**Text**
2.3. Characterization

The reed roots with and without Fe–Mn plaques attached were examined by SEM using an S-3500N instrument (Hitachi High-Technologies). Before being examined, the samples were sputtering coated with gold and palladium for 45 s using a Quorum Polaron SC7620 mini-sputter coater (Quorum Technologies Ltd., East Sussex, UK) to decrease charging effects inside the microscope [16].

The electron binding energies and the oxidation states of iron and manganese in the plaques were determined by XPS using a Shimadzu ESCA-lab-220i-XL instrument (Shimadzu, Kyoto, Japan) using monochromatized Alkα X-rays at 1486.4 eV.

Freeze dried Fe–Mn plaque samples before and after inorganic and organic phosphate had been adsorbed by plaques were analyzed by FTIR. Each sample was mixed with spectral grade KBr at a weight ratio of 100:1 and pressed to form a disk. The disks were analyzed using a Nicolet 6700 FTIR spectrometer (Thermo Fisher Scientific, Waltham, MA, USA). The FTIR spectra over the range 4000–500 cm⁻¹ were acquired and the functional groups in the samples were identified.

2.4. Adsorption Kinetics

Tests were performed to investigate the kinetics of inorganic and organic phosphate adsorption by the Fe–Mn plaque powder. First, 0.1 g Fe–Mn plaque powder was added to 200 mL solutions containing 6 mg/L inorganic or organic phosphate at pH 7.0 in a 250 mL conical flask. The conical flasks were agitated at 120–130 rpm using a mechanical orbital shaker at 298 K. An aliquot of the solution in each test was sampled at each specified time intervals (5 min, 10 min, 20 min, 30 min, 1 h, 2 h, 4 h, 8 h, 16 h, and 24 h) and passed through a 0.45 μm polycarbonate membrane filter, then the inorganic phosphorus concentration was determined using an ammonium molybdate spectrophotometric method and the total phosphorus concentration was determined using an alkaline potassium persulfate digestion spectrophotometric method, using a Sunny Hengping Instrument 752 ultraviolet visible spectrophotometer (Sunny Hengping Instrument, Shanghai, China) at wavelength of 700 nm. The organic phosphorus concentration was defined as the difference between the total phosphorus and inorganic phosphorus.

**Requirements**
1) According to the methods text, for how long were the samples sputter coated with gold and palladium before SEM examination?
2) Based on the methods text, explain why the samples were sputter coated with gold and palladium before being examined by SEM.
3) Write out the stretch of the methods text from "Freeze dried Fe–Mn" through "samples were identified.".
The records that come next are drawn from a separate source.

Page element annotations:
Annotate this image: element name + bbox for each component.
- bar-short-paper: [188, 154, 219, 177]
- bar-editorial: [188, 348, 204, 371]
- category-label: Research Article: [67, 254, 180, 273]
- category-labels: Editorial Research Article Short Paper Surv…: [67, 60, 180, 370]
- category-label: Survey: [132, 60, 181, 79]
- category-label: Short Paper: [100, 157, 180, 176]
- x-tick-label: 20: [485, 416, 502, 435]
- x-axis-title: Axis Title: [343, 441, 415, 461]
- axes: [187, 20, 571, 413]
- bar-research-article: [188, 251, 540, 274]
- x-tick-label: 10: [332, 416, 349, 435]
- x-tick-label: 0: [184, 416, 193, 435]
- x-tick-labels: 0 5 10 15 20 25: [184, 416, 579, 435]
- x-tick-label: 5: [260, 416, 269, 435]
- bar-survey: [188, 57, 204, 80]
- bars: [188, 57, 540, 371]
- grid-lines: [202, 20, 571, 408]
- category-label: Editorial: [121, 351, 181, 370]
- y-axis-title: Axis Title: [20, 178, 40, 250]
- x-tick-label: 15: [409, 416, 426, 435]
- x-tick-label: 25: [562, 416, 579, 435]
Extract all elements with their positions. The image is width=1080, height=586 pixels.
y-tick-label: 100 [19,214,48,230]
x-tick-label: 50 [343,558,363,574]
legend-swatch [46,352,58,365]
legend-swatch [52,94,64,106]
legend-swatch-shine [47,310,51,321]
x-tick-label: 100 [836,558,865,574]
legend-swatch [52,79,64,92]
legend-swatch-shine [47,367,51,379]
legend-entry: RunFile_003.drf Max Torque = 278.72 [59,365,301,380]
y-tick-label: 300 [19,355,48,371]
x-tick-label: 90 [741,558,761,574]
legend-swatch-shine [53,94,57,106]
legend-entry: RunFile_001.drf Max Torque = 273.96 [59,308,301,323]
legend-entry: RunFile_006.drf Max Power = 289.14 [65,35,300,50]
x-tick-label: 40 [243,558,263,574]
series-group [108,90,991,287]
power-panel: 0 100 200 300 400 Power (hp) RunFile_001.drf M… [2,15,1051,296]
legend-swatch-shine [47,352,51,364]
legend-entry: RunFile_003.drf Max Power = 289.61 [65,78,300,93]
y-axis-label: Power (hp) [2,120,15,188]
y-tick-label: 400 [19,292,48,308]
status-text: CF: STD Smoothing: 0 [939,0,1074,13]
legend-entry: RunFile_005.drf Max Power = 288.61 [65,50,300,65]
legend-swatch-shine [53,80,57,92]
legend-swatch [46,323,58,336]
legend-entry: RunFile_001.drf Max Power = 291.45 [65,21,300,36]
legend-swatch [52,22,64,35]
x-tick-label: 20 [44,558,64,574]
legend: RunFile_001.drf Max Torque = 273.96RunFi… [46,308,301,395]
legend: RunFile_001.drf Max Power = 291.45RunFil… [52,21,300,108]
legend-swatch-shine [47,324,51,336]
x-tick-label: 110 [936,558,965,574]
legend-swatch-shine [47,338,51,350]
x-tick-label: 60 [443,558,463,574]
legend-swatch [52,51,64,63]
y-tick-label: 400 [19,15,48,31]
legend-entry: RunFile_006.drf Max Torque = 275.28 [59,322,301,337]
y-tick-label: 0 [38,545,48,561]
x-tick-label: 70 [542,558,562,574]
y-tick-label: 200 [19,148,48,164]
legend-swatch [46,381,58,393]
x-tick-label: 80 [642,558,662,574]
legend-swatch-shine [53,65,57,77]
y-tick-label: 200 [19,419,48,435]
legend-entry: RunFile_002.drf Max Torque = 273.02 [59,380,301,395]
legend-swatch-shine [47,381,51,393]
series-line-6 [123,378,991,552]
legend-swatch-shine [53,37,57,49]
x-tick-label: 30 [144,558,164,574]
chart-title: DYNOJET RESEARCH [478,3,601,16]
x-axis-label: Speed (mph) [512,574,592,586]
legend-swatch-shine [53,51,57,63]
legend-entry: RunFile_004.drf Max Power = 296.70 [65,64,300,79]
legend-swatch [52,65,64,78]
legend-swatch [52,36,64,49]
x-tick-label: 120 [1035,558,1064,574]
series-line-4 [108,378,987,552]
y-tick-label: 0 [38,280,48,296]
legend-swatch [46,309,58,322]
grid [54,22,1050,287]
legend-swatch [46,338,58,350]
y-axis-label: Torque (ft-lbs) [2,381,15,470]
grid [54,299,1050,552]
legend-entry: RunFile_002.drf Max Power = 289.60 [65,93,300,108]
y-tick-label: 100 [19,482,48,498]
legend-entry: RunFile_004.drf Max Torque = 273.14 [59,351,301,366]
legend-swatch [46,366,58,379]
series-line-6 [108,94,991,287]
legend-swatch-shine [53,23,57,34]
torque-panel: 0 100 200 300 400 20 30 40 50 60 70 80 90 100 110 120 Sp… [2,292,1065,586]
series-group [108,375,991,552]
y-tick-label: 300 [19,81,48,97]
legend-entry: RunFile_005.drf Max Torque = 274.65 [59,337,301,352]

**Results**
1) 45 s.

2) The coating was applied to decrease charging effects inside the microscope.

3)
Freeze dried Fe–Mn plaque samples before and after inorganic and organic phosphate had been adsorbed by plaques were analyzed by FTIR. Each sample was mixed with spectral grade KBr at a weight ratio of 100:1 and pressed to form a disk. The disks were analyzed using a Nicolet 6700 FTIR spectrometer (Thermo Fisher Scientific, Waltham, MA, USA). The FTIR spectra over the range 4000–500 cm⁻¹ were acquired and the functional groups in the samples were identified.